→ **PROBLEM DETAILS**: Your job is to retype all of the data word for word, leaving every image out.

------ PROVIDED ENTRIES ------

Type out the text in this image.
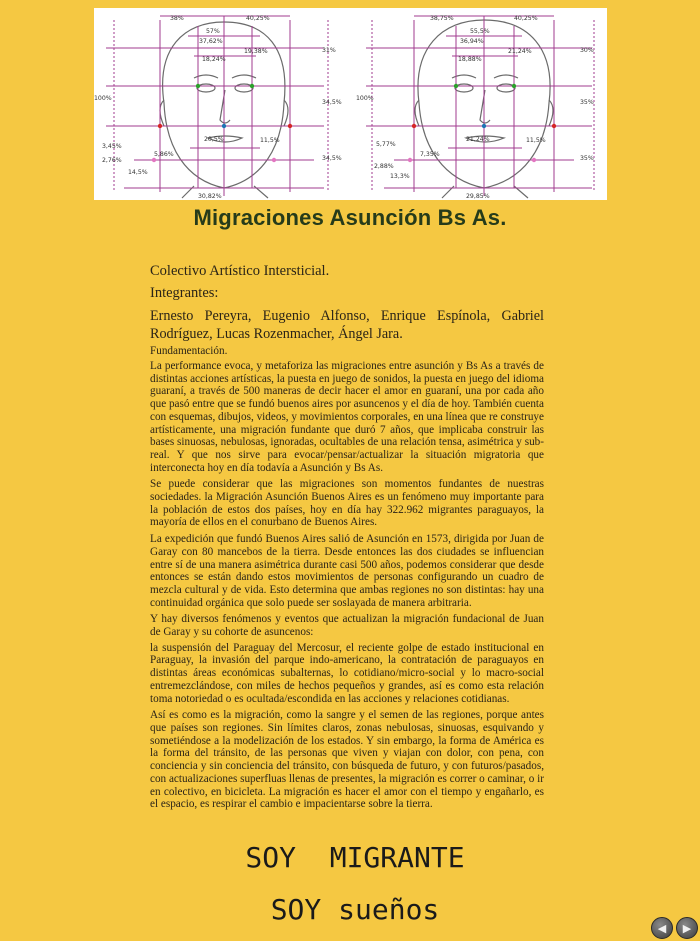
38%	40,25%
57%
37,62%
19,38%
18,24%
20,5%
100%
3,45%
2,76%
14,5%
5,86%
11,5%
31%
34,5%
34,5%
30,82%
38,75%	40,25%
55,5%
36,94%
21,24%
18,88%
21,24%
100%
5,77%
2,88%
13,3%
7,35%
11,5%
30%
35%
35%
29,85%
Migraciones Asunción Bs As.
Colectivo Artístico Intersticial.
Integrantes:
Ernesto Pereyra, Eugenio Alfonso, Enrique Espínola, Gabriel Rodríguez, Lucas Rozenmacher, Ángel Jara.
Fundamentación.

La performance evoca, y metaforiza las migraciones entre asunción y Bs As a través de distintas acciones artísticas, la puesta en juego de sonidos, la puesta en juego del idioma guaraní, a través de 500 maneras de decir hacer el amor en guaraní, una por cada año que pasó entre que se fundó buenos aires por asuncenos y el día de hoy. También cuenta con esquemas, dibujos, videos, y movimientos corporales, en una línea que re construye artísticamente, una migración fundante que duró 7 años, que implicaba construir las bases sinuosas, nebulosas, ignoradas, ocultables de una relación tensa, asimétrica y sub-real. Y que nos sirve para evocar/pensar/actualizar la situación migratoria que interconecta hoy en día todavía a Asunción y Bs As.

Se puede considerar que las migraciones son momentos fundantes de nuestras sociedades. la Migración Asunción Buenos Aires es un fenómeno muy importante para la población de estos dos países, hoy en día hay 322.962 migrantes paraguayos, la mayoría de ellos en el conurbano de Buenos Aires.

La expedición que fundó Buenos Aires salió de Asunción en 1573, dirigida por Juan de Garay con 80 mancebos de la tierra. Desde entonces las dos ciudades se influencian entre sí de una manera asimétrica durante casi 500 años, podemos considerar que desde entonces se están dando estos movimientos de personas configurando un cuadro de mezcla cultural y de vida. Esto determina que ambas regiones no son distintas: hay una continuidad orgánica que solo puede ser soslayada de manera arbitraria.

Y hay diversos fenómenos y eventos que actualizan la migración fundacional de Juan de Garay y su cohorte de asuncenos:

la suspensión del Paraguay del Mercosur, el reciente golpe de estado institucional en Paraguay, la invasión del parque indo-americano, la contratación de paraguayos en distintas áreas económicas subalternas, lo cotidiano/micro-social y lo macro-social entremezclándose, con miles de hechos pequeños y grandes, así es como esta relación toma notoriedad o es ocultada/escondida en las acciones y relaciones cotidianas.

Así es como es la migración, como la sangre y el semen de las regiones, porque antes que países son regiones. Sin límites claros, zonas nebulosas, sinuosas, esquivando y sometiéndose a la modelización de los estados. Y sin embargo, la forma de América es la forma del tránsito, de las personas que viven y viajan con dolor, con pena, con conciencia y sin conciencia del tránsito, con búsqueda de futuro, y con futuros/pasados, con actualizaciones superfluas llenas de presentes, la migración es correr o caminar, o ir en colectivo, en bicicleta. La migración es hacer el amor con el tiempo y engañarlo, es el espacio, es respirar el cambio e impacientarse sobre la tierra.

SOY  MIGRANTE
SOY sueños
◀ ▶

------

→ **EXERCISE RESULT**:
Type out the text in this image.
38%	40,25%
57%
37,62%
19,38%
18,24%
20,5%
100%
3,45%
2,76%
14,5%
5,86%
11,5%
31%
34,5%
34,5%
30,82%
38,75%	40,25%
55,5%
36,94%
21,24%
18,88%
21,24%
100%
5,77%
2,88%
13,3%
7,35%
11,5%
30%
35%
35%
29,85%
Migraciones Asunción Bs As.
Colectivo Artístico Intersticial.
Integrantes:
Ernesto Pereyra, Eugenio Alfonso, Enrique Espínola, Gabriel Rodríguez, Lucas Rozenmacher, Ángel Jara.
Fundamentación.

La performance evoca, y metaforiza las migraciones entre asunción y Bs As a través de distintas acciones artísticas, la puesta en juego de sonidos, la puesta en juego del idioma guaraní, a través de 500 maneras de decir hacer el amor en guaraní, una por cada año que pasó entre que se fundó buenos aires por asuncenos y el día de hoy. También cuenta con esquemas, dibujos, videos, y movimientos corporales, en una línea que re construye artísticamente, una migración fundante que duró 7 años, que implicaba construir las bases sinuosas, nebulosas, ignoradas, ocultables de una relación tensa, asimétrica y sub-real. Y que nos sirve para evocar/pensar/actualizar la situación migratoria que interconecta hoy en día todavía a Asunción y Bs As.

Se puede considerar que las migraciones son momentos fundantes de nuestras sociedades. la Migración Asunción Buenos Aires es un fenómeno muy importante para la población de estos dos países, hoy en día hay 322.962 migrantes paraguayos, la mayoría de ellos en el conurbano de Buenos Aires.

La expedición que fundó Buenos Aires salió de Asunción en 1573, dirigida por Juan de Garay con 80 mancebos de la tierra. Desde entonces las dos ciudades se influencian entre sí de una manera asimétrica durante casi 500 años, podemos considerar que desde entonces se están dando estos movimientos de personas configurando un cuadro de mezcla cultural y de vida. Esto determina que ambas regiones no son distintas: hay una continuidad orgánica que solo puede ser soslayada de manera arbitraria.

Y hay diversos fenómenos y eventos que actualizan la migración fundacional de Juan de Garay y su cohorte de asuncenos:

la suspensión del Paraguay del Mercosur, el reciente golpe de estado institucional en Paraguay, la invasión del parque indo-americano, la contratación de paraguayos en distintas áreas económicas subalternas, lo cotidiano/micro-social y lo macro-social entremezclándose, con miles de hechos pequeños y grandes, así es como esta relación toma notoriedad o es ocultada/escondida en las acciones y relaciones cotidianas.

Así es como es la migración, como la sangre y el semen de las regiones, porque antes que países son regiones. Sin límites claros, zonas nebulosas, sinuosas, esquivando y sometiéndose a la modelización de los estados. Y sin embargo, la forma de América es la forma del tránsito, de las personas que viven y viajan con dolor, con pena, con conciencia y sin conciencia del tránsito, con búsqueda de futuro, y con futuros/pasados, con actualizaciones superfluas llenas de presentes, la migración es correr o caminar, o ir en colectivo, en bicicleta. La migración es hacer el amor con el tiempo y engañarlo, es el espacio, es respirar el cambio e impacientarse sobre la tierra.

SOY  MIGRANTE
SOY sueños
◀ ▶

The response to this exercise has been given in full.